• **WHAT IS NEEDED**: Search the entries below for "this", and copy each line where it appears.

• **AVAILABLE DATA**:
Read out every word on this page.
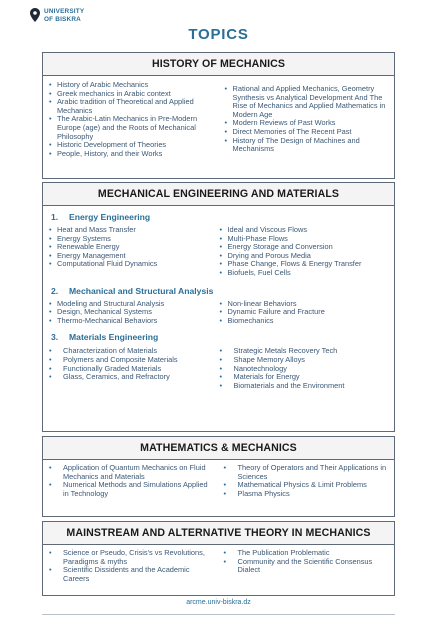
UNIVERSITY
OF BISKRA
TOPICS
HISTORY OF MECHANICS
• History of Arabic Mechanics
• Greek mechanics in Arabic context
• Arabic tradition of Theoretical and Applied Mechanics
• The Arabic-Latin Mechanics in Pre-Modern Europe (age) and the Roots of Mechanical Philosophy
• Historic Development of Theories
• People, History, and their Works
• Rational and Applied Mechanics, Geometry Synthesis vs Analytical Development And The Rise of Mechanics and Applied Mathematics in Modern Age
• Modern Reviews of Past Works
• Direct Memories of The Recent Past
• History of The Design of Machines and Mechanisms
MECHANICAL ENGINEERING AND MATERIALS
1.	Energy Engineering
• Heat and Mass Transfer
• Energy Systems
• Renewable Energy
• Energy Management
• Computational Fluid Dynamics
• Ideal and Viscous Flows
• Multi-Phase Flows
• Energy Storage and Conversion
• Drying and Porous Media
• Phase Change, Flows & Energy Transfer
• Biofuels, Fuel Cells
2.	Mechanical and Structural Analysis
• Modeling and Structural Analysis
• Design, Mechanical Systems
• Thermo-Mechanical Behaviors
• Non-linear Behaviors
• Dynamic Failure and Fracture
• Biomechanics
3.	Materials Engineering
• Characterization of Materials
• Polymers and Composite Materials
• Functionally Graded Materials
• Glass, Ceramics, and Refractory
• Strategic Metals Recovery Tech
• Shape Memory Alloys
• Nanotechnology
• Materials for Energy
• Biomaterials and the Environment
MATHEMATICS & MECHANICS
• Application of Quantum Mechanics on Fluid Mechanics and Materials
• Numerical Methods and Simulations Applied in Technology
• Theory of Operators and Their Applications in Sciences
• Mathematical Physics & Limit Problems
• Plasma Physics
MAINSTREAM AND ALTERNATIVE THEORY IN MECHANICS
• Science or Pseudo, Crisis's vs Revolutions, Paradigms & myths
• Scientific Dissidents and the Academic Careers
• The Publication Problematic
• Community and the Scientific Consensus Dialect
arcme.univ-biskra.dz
* * *
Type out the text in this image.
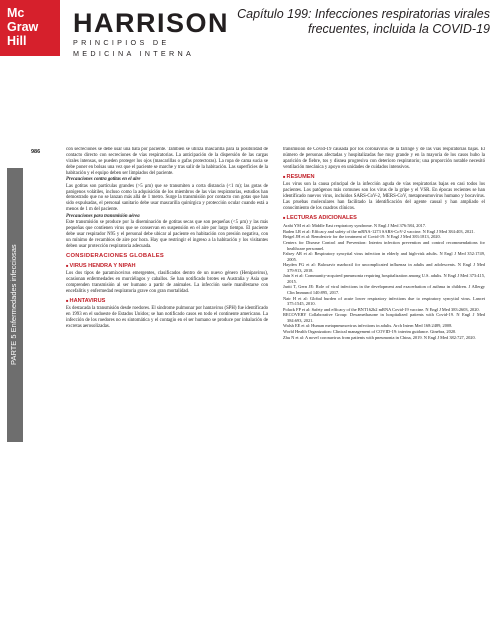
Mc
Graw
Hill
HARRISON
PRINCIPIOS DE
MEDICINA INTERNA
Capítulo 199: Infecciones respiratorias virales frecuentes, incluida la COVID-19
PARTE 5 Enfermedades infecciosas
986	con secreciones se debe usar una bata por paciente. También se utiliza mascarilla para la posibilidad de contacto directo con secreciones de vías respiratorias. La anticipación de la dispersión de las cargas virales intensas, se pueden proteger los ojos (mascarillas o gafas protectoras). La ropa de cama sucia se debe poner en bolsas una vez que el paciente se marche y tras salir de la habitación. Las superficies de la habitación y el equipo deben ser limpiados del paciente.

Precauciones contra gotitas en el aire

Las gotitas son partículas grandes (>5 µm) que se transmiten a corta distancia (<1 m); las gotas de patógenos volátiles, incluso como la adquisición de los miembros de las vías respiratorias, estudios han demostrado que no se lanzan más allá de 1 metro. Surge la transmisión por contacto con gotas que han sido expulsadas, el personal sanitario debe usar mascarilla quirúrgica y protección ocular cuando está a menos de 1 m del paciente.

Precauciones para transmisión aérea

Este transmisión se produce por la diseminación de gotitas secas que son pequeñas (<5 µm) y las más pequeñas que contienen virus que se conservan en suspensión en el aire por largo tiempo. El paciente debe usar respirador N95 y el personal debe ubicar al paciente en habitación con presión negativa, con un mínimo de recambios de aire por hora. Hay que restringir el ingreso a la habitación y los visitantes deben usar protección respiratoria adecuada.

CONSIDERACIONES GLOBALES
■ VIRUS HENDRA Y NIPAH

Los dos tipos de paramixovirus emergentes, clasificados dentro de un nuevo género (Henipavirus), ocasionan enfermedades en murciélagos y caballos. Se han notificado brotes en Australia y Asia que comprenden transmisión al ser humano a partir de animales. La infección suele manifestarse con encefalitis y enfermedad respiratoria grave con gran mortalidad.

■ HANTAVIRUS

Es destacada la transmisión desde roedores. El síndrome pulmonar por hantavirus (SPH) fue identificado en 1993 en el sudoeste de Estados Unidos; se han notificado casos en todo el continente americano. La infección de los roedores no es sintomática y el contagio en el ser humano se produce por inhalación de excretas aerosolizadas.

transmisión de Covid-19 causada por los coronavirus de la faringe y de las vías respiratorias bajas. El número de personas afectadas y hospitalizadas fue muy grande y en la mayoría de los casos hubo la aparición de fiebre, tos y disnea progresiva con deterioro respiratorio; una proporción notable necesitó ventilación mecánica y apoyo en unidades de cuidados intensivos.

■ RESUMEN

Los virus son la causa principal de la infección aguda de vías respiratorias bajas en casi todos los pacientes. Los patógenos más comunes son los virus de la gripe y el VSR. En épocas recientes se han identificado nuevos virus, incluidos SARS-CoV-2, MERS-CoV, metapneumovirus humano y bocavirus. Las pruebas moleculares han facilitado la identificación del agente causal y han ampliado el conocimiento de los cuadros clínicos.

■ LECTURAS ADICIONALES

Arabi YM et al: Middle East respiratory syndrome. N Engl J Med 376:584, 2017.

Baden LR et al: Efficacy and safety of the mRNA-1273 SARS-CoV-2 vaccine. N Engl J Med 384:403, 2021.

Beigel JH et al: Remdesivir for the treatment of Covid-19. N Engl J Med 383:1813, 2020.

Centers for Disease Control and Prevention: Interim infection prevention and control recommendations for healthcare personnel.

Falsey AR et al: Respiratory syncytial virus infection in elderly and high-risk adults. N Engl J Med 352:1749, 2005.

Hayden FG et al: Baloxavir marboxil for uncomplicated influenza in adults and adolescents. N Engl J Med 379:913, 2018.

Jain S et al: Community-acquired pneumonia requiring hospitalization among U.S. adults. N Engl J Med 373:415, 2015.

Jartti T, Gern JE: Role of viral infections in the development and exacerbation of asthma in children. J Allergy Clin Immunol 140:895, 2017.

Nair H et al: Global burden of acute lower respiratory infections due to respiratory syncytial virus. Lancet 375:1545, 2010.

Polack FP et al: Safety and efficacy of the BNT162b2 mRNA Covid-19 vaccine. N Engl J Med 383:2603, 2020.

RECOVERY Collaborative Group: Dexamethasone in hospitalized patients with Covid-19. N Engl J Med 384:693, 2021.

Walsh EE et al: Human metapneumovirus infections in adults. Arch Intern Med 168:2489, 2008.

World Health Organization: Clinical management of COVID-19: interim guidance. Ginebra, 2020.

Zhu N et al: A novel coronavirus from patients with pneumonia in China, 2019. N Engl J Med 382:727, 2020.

• **TASK RESULT**:
Read out every word on this page.
Type out the text in this image.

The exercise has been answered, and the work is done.